* _Given exercise_: Tally the lines with the word "asia" and report the number alone.

* _Extracted material_:
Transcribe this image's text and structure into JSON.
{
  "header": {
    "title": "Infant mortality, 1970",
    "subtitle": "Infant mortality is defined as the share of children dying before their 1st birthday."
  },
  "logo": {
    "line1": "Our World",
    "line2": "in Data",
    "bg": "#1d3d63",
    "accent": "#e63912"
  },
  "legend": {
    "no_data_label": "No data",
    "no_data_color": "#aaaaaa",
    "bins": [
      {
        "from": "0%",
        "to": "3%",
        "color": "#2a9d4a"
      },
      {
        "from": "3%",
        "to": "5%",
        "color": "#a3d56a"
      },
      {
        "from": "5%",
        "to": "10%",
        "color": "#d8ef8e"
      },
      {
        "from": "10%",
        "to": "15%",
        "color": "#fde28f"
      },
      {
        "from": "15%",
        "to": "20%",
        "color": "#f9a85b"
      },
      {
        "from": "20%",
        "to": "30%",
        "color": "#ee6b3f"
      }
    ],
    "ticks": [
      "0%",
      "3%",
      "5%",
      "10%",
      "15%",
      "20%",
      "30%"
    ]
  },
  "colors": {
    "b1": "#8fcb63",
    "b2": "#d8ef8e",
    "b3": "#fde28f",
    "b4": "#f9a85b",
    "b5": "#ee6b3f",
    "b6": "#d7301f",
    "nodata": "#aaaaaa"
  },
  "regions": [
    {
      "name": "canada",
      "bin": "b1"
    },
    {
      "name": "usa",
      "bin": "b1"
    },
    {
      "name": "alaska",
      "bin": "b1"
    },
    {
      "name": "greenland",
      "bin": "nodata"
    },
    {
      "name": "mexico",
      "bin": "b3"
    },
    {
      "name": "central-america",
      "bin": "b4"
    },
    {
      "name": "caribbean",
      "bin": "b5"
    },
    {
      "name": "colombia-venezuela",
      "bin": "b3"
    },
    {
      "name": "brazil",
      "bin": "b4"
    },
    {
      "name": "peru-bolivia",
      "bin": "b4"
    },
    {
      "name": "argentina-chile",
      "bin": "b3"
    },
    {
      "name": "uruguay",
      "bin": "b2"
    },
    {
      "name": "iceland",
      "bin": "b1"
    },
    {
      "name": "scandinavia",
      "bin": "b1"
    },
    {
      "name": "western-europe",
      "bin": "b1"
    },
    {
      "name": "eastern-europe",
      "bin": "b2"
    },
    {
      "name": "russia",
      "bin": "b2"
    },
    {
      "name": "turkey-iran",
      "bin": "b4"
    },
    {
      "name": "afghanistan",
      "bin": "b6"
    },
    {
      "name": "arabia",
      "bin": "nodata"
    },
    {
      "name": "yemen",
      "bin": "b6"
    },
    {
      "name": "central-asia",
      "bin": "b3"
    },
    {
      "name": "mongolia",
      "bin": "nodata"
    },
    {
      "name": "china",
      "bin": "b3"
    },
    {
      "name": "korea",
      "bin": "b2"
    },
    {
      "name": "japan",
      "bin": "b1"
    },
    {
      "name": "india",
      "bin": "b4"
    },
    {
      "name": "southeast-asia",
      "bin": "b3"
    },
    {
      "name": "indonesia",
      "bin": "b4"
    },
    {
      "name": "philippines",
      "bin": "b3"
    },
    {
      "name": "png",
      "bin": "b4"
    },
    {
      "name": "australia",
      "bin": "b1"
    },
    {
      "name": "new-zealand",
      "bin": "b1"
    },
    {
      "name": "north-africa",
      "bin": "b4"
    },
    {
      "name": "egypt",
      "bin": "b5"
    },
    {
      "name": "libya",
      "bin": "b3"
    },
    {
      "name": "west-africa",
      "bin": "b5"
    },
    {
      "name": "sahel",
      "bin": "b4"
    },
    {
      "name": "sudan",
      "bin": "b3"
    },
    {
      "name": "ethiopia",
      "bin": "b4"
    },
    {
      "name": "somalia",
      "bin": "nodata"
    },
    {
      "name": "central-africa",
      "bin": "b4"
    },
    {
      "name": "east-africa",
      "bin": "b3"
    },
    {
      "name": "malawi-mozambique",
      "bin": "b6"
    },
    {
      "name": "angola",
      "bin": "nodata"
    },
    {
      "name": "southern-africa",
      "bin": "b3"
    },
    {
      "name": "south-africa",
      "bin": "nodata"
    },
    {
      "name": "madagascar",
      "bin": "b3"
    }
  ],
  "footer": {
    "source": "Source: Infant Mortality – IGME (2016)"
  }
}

* _Written response_: 2